[BEGIN]
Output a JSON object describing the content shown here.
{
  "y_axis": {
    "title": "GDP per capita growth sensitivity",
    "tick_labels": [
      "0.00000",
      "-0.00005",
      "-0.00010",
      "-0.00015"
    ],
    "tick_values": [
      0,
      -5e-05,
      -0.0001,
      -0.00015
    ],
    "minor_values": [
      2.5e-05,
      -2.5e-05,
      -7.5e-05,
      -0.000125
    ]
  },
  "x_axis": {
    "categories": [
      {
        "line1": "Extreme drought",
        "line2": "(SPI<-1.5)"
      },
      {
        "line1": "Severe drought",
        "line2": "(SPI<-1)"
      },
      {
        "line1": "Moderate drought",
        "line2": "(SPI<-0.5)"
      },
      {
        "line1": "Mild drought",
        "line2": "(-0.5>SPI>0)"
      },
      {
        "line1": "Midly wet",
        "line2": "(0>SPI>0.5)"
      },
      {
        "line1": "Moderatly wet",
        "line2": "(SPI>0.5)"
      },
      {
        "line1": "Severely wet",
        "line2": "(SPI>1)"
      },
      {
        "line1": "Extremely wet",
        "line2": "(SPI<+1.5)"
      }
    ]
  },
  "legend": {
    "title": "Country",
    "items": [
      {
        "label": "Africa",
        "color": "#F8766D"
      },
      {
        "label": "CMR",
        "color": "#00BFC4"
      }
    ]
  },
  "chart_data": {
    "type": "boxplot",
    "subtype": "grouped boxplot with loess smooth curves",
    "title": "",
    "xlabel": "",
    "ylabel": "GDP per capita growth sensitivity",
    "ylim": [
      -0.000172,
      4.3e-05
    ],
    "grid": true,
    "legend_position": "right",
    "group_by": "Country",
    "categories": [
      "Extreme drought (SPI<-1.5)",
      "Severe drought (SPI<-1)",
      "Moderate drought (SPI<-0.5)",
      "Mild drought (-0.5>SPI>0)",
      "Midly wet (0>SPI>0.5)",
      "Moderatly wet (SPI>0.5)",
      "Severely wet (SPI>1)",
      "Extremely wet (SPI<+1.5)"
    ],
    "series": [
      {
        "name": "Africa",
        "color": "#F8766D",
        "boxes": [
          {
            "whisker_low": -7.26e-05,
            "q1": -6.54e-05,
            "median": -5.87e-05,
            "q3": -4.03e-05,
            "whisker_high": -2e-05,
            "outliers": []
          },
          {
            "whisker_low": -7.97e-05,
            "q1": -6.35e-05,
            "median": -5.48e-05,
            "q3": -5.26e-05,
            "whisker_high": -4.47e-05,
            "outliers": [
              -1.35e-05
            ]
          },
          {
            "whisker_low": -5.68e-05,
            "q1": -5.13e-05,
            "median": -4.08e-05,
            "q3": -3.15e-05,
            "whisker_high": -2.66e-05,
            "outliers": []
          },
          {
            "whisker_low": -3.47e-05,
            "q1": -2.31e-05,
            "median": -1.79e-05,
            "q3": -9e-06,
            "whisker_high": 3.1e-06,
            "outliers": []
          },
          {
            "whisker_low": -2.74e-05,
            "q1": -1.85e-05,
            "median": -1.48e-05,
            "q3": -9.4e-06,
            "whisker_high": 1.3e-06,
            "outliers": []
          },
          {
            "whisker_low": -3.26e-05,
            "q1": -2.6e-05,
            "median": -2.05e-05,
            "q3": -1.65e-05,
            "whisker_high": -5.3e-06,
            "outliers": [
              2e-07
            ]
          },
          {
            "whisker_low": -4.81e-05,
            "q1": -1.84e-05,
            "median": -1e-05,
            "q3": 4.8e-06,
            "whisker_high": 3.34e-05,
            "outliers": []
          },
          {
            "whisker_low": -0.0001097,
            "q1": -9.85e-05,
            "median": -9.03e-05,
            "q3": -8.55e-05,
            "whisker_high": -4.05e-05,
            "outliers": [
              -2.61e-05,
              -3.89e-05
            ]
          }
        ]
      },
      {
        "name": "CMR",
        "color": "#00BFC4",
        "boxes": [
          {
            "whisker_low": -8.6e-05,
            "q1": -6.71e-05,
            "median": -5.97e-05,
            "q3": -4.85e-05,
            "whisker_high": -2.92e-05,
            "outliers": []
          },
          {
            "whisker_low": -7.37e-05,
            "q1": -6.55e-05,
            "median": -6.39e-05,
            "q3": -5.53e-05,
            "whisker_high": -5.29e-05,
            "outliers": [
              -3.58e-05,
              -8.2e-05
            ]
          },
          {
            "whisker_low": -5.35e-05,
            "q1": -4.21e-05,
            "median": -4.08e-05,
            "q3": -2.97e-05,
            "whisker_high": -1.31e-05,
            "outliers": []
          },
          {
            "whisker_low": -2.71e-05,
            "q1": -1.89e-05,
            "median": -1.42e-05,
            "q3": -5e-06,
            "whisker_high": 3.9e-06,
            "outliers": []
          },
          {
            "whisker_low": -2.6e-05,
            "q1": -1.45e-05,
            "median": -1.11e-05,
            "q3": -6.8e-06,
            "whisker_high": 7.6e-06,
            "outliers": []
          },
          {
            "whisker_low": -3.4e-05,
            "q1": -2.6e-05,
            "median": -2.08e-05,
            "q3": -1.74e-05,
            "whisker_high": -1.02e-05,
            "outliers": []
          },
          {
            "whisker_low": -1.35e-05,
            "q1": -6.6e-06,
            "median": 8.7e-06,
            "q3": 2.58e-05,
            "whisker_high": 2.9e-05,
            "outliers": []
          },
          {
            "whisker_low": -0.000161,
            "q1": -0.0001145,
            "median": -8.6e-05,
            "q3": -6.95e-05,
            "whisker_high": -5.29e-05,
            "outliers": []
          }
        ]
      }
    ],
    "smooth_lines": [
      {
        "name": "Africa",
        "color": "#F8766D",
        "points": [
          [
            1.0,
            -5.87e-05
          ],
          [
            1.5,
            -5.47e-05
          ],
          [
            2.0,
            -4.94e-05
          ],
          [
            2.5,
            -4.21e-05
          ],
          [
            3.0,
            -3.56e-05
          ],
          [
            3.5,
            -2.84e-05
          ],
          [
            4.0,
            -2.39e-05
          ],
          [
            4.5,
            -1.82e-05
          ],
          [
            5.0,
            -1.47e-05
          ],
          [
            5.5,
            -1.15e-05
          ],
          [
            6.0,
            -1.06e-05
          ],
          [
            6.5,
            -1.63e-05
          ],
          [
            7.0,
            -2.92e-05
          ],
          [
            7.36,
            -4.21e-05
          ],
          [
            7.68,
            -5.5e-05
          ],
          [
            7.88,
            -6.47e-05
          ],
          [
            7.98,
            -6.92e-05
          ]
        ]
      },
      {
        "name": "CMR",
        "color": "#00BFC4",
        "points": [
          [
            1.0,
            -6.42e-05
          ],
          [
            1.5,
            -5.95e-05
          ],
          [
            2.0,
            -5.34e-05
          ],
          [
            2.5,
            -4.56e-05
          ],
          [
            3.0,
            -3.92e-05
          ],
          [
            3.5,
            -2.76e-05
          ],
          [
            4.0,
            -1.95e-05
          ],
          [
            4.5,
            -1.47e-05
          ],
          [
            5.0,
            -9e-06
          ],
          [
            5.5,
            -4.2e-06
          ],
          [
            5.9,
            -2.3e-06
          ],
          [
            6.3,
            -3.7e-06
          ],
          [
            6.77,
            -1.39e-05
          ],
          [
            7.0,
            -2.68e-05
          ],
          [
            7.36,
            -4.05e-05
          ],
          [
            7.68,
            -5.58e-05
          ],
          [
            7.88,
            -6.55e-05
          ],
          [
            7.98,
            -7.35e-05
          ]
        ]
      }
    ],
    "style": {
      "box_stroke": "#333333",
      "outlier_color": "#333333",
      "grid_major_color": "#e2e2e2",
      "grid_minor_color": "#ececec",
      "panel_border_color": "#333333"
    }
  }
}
[END]
■ Stated exercise: All of the data shown above must be copied exactly.

■ Result below:
Output a JSON object describing the content shown here.
{
  "y_axis": {
    "title": "GDP per capita growth sensitivity",
    "tick_labels": [
      "0.00000",
      "-0.00005",
      "-0.00010",
      "-0.00015"
    ],
    "tick_values": [
      0,
      -5e-05,
      -0.0001,
      -0.00015
    ],
    "minor_values": [
      2.5e-05,
      -2.5e-05,
      -7.5e-05,
      -0.000125
    ]
  },
  "x_axis": {
    "categories": [
      {
        "line1": "Extreme drought",
        "line2": "(SPI<-1.5)"
      },
      {
        "line1": "Severe drought",
        "line2": "(SPI<-1)"
      },
      {
        "line1": "Moderate drought",
        "line2": "(SPI<-0.5)"
      },
      {
        "line1": "Mild drought",
        "line2": "(-0.5>SPI>0)"
      },
      {
        "line1": "Midly wet",
        "line2": "(0>SPI>0.5)"
      },
      {
        "line1": "Moderatly wet",
        "line2": "(SPI>0.5)"
      },
      {
        "line1": "Severely wet",
        "line2": "(SPI>1)"
      },
      {
        "line1": "Extremely wet",
        "line2": "(SPI<+1.5)"
      }
    ]
  },
  "legend": {
    "title": "Country",
    "items": [
      {
        "label": "Africa",
        "color": "#F8766D"
      },
      {
        "label": "CMR",
        "color": "#00BFC4"
      }
    ]
  },
  "chart_data": {
    "type": "boxplot",
    "subtype": "grouped boxplot with loess smooth curves",
    "title": "",
    "xlabel": "",
    "ylabel": "GDP per capita growth sensitivity",
    "ylim": [
      -0.000172,
      4.3e-05
    ],
    "grid": true,
    "legend_position": "right",
    "group_by": "Country",
    "categories": [
      "Extreme drought (SPI<-1.5)",
      "Severe drought (SPI<-1)",
      "Moderate drought (SPI<-0.5)",
      "Mild drought (-0.5>SPI>0)",
      "Midly wet (0>SPI>0.5)",
      "Moderatly wet (SPI>0.5)",
      "Severely wet (SPI>1)",
      "Extremely wet (SPI<+1.5)"
    ],
    "series": [
      {
        "name": "Africa",
        "color": "#F8766D",
        "boxes": [
          {
            "whisker_low": -7.26e-05,
            "q1": -6.54e-05,
            "median": -5.87e-05,
            "q3": -4.03e-05,
            "whisker_high": -2e-05,
            "outliers": []
          },
          {
            "whisker_low": -7.97e-05,
            "q1": -6.35e-05,
            "median": -5.48e-05,
            "q3": -5.26e-05,
            "whisker_high": -4.47e-05,
            "outliers": [
              -1.35e-05
            ]
          },
          {
            "whisker_low": -5.68e-05,
            "q1": -5.13e-05,
            "median": -4.08e-05,
            "q3": -3.15e-05,
            "whisker_high": -2.66e-05,
            "outliers": []
          },
          {
            "whisker_low": -3.47e-05,
            "q1": -2.31e-05,
            "median": -1.79e-05,
            "q3": -9e-06,
            "whisker_high": 3.1e-06,
            "outliers": []
          },
          {
            "whisker_low": -2.74e-05,
            "q1": -1.85e-05,
            "median": -1.48e-05,
            "q3": -9.4e-06,
            "whisker_high": 1.3e-06,
            "outliers": []
          },
          {
            "whisker_low": -3.26e-05,
            "q1": -2.6e-05,
            "median": -2.05e-05,
            "q3": -1.65e-05,
            "whisker_high": -5.3e-06,
            "outliers": [
              2e-07
            ]
          },
          {
            "whisker_low": -4.81e-05,
            "q1": -1.84e-05,
            "median": -1e-05,
            "q3": 4.8e-06,
            "whisker_high": 3.34e-05,
            "outliers": []
          },
          {
            "whisker_low": -0.0001097,
            "q1": -9.85e-05,
            "median": -9.03e-05,
            "q3": -8.55e-05,
            "whisker_high": -4.05e-05,
            "outliers": [
              -2.61e-05,
              -3.89e-05
            ]
          }
        ]
      },
      {
        "name": "CMR",
        "color": "#00BFC4",
        "boxes": [
          {
            "whisker_low": -8.6e-05,
            "q1": -6.71e-05,
            "median": -5.97e-05,
            "q3": -4.85e-05,
            "whisker_high": -2.92e-05,
            "outliers": []
          },
          {
            "whisker_low": -7.37e-05,
            "q1": -6.55e-05,
            "median": -6.39e-05,
            "q3": -5.53e-05,
            "whisker_high": -5.29e-05,
            "outliers": [
              -3.58e-05,
              -8.2e-05
            ]
          },
          {
            "whisker_low": -5.35e-05,
            "q1": -4.21e-05,
            "median": -4.08e-05,
            "q3": -2.97e-05,
            "whisker_high": -1.31e-05,
            "outliers": []
          },
          {
            "whisker_low": -2.71e-05,
            "q1": -1.89e-05,
            "median": -1.42e-05,
            "q3": -5e-06,
            "whisker_high": 3.9e-06,
            "outliers": []
          },
          {
            "whisker_low": -2.6e-05,
            "q1": -1.45e-05,
            "median": -1.11e-05,
            "q3": -6.8e-06,
            "whisker_high": 7.6e-06,
            "outliers": []
          },
          {
            "whisker_low": -3.4e-05,
            "q1": -2.6e-05,
            "median": -2.08e-05,
            "q3": -1.74e-05,
            "whisker_high": -1.02e-05,
            "outliers": []
          },
          {
            "whisker_low": -1.35e-05,
            "q1": -6.6e-06,
            "median": 8.7e-06,
            "q3": 2.58e-05,
            "whisker_high": 2.9e-05,
            "outliers": []
          },
          {
            "whisker_low": -0.000161,
            "q1": -0.0001145,
            "median": -8.6e-05,
            "q3": -6.95e-05,
            "whisker_high": -5.29e-05,
            "outliers": []
          }
        ]
      }
    ],
    "smooth_lines": [
      {
        "name": "Africa",
        "color": "#F8766D",
        "points": [
          [
            1.0,
            -5.87e-05
          ],
          [
            1.5,
            -5.47e-05
          ],
          [
            2.0,
            -4.94e-05
          ],
          [
            2.5,
            -4.21e-05
          ],
          [
            3.0,
            -3.56e-05
          ],
          [
            3.5,
            -2.84e-05
          ],
          [
            4.0,
            -2.39e-05
          ],
          [
            4.5,
            -1.82e-05
          ],
          [
            5.0,
            -1.47e-05
          ],
          [
            5.5,
            -1.15e-05
          ],
          [
            6.0,
            -1.06e-05
          ],
          [
            6.5,
            -1.63e-05
          ],
          [
            7.0,
            -2.92e-05
          ],
          [
            7.36,
            -4.21e-05
          ],
          [
            7.68,
            -5.5e-05
          ],
          [
            7.88,
            -6.47e-05
          ],
          [
            7.98,
            -6.92e-05
          ]
        ]
      },
      {
        "name": "CMR",
        "color": "#00BFC4",
        "points": [
          [
            1.0,
            -6.42e-05
          ],
          [
            1.5,
            -5.95e-05
          ],
          [
            2.0,
            -5.34e-05
          ],
          [
            2.5,
            -4.56e-05
          ],
          [
            3.0,
            -3.92e-05
          ],
          [
            3.5,
            -2.76e-05
          ],
          [
            4.0,
            -1.95e-05
          ],
          [
            4.5,
            -1.47e-05
          ],
          [
            5.0,
            -9e-06
          ],
          [
            5.5,
            -4.2e-06
          ],
          [
            5.9,
            -2.3e-06
          ],
          [
            6.3,
            -3.7e-06
          ],
          [
            6.77,
            -1.39e-05
          ],
          [
            7.0,
            -2.68e-05
          ],
          [
            7.36,
            -4.05e-05
          ],
          [
            7.68,
            -5.58e-05
          ],
          [
            7.88,
            -6.55e-05
          ],
          [
            7.98,
            -7.35e-05
          ]
        ]
      }
    ],
    "style": {
      "box_stroke": "#333333",
      "outlier_color": "#333333",
      "grid_major_color": "#e2e2e2",
      "grid_minor_color": "#ececec",
      "panel_border_color": "#333333"
    }
  }
}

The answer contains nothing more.